Set exercise: Output all of the entries below precisely as written.

Stored records:

■ ■ ■ ■ ■ ■ ■

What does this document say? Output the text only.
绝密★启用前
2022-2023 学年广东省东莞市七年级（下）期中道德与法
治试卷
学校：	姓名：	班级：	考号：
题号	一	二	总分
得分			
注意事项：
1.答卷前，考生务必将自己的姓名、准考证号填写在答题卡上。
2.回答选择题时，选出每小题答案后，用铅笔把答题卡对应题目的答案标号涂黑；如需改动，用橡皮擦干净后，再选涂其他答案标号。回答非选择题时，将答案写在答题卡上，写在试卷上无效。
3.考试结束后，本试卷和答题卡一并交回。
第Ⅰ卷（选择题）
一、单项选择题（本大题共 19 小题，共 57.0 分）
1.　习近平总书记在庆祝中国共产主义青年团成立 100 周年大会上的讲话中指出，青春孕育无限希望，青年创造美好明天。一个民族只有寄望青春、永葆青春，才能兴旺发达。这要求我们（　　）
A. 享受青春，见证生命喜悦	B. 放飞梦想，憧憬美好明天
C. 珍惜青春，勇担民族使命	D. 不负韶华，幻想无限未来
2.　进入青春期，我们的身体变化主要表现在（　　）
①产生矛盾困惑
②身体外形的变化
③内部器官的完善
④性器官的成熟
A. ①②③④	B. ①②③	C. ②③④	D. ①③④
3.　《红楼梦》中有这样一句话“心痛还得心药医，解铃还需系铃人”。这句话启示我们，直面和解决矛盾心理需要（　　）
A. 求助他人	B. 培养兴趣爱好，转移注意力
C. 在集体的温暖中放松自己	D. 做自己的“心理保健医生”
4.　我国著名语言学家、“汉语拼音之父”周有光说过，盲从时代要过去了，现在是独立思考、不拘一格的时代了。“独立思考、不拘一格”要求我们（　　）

■ ■ ■ ■ ■ ■ ■

Complete output:
What does this document say? Output the text only.
绝密★启用前
2022-2023 学年广东省东莞市七年级（下）期中道德与法
治试卷
学校：	姓名：	班级：	考号：
题号	一	二	总分
得分			
注意事项：
1.答卷前，考生务必将自己的姓名、准考证号填写在答题卡上。
2.回答选择题时，选出每小题答案后，用铅笔把答题卡对应题目的答案标号涂黑；如需改动，用橡皮擦干净后，再选涂其他答案标号。回答非选择题时，将答案写在答题卡上，写在试卷上无效。
3.考试结束后，本试卷和答题卡一并交回。
第Ⅰ卷（选择题）
一、单项选择题（本大题共 19 小题，共 57.0 分）
1.　习近平总书记在庆祝中国共产主义青年团成立 100 周年大会上的讲话中指出，青春孕育无限希望，青年创造美好明天。一个民族只有寄望青春、永葆青春，才能兴旺发达。这要求我们（　　）
A. 享受青春，见证生命喜悦	B. 放飞梦想，憧憬美好明天
C. 珍惜青春，勇担民族使命	D. 不负韶华，幻想无限未来
2.　进入青春期，我们的身体变化主要表现在（　　）
①产生矛盾困惑
②身体外形的变化
③内部器官的完善
④性器官的成熟
A. ①②③④	B. ①②③	C. ②③④	D. ①③④
3.　《红楼梦》中有这样一句话“心痛还得心药医，解铃还需系铃人”。这句话启示我们，直面和解决矛盾心理需要（　　）
A. 求助他人	B. 培养兴趣爱好，转移注意力
C. 在集体的温暖中放松自己	D. 做自己的“心理保健医生”
4.　我国著名语言学家、“汉语拼音之父”周有光说过，盲从时代要过去了，现在是独立思考、不拘一格的时代了。“独立思考、不拘一格”要求我们（　　）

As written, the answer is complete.